Written task —
Transcribe every line, keeping it exact.

[start of Provided information]

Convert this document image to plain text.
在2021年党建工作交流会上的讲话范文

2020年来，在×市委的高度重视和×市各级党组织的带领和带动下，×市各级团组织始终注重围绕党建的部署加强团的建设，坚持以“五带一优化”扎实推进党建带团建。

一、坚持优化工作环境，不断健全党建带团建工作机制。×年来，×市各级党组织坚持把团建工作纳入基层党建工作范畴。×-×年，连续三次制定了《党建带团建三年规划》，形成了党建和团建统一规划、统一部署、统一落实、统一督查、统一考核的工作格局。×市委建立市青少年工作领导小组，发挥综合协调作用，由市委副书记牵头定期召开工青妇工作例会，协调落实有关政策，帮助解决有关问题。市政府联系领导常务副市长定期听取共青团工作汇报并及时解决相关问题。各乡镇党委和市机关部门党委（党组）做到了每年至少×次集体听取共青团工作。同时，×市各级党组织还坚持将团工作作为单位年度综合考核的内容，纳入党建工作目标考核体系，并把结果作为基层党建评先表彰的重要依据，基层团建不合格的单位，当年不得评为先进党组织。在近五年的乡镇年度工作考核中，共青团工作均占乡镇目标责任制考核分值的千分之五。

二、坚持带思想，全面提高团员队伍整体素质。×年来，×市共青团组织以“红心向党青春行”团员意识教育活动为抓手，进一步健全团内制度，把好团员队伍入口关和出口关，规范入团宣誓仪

[end of Provided information]

Result of this task —
Convert this document image to plain text.
在2021年党建工作交流会上的讲话范文

2020年来，在×市委的高度重视和×市各级党组织的带领和带动下，×市各级团组织始终注重围绕党建的部署加强团的建设，坚持以“五带一优化”扎实推进党建带团建。

一、坚持优化工作环境，不断健全党建带团建工作机制。×年来，×市各级党组织坚持把团建工作纳入基层党建工作范畴。×-×年，连续三次制定了《党建带团建三年规划》，形成了党建和团建统一规划、统一部署、统一落实、统一督查、统一考核的工作格局。×市委建立市青少年工作领导小组，发挥综合协调作用，由市委副书记牵头定期召开工青妇工作例会，协调落实有关政策，帮助解决有关问题。市政府联系领导常务副市长定期听取共青团工作汇报并及时解决相关问题。各乡镇党委和市机关部门党委（党组）做到了每年至少×次集体听取共青团工作。同时，×市各级党组织还坚持将团工作作为单位年度综合考核的内容，纳入党建工作目标考核体系，并把结果作为基层党建评先表彰的重要依据，基层团建不合格的单位，当年不得评为先进党组织。在近五年的乡镇年度工作考核中，共青团工作均占乡镇目标责任制考核分值的千分之五。

二、坚持带思想，全面提高团员队伍整体素质。×年来，×市共青团组织以“红心向党青春行”团员意识教育活动为抓手，进一步健全团内制度，把好团员队伍入口关和出口关，规范入团宣誓仪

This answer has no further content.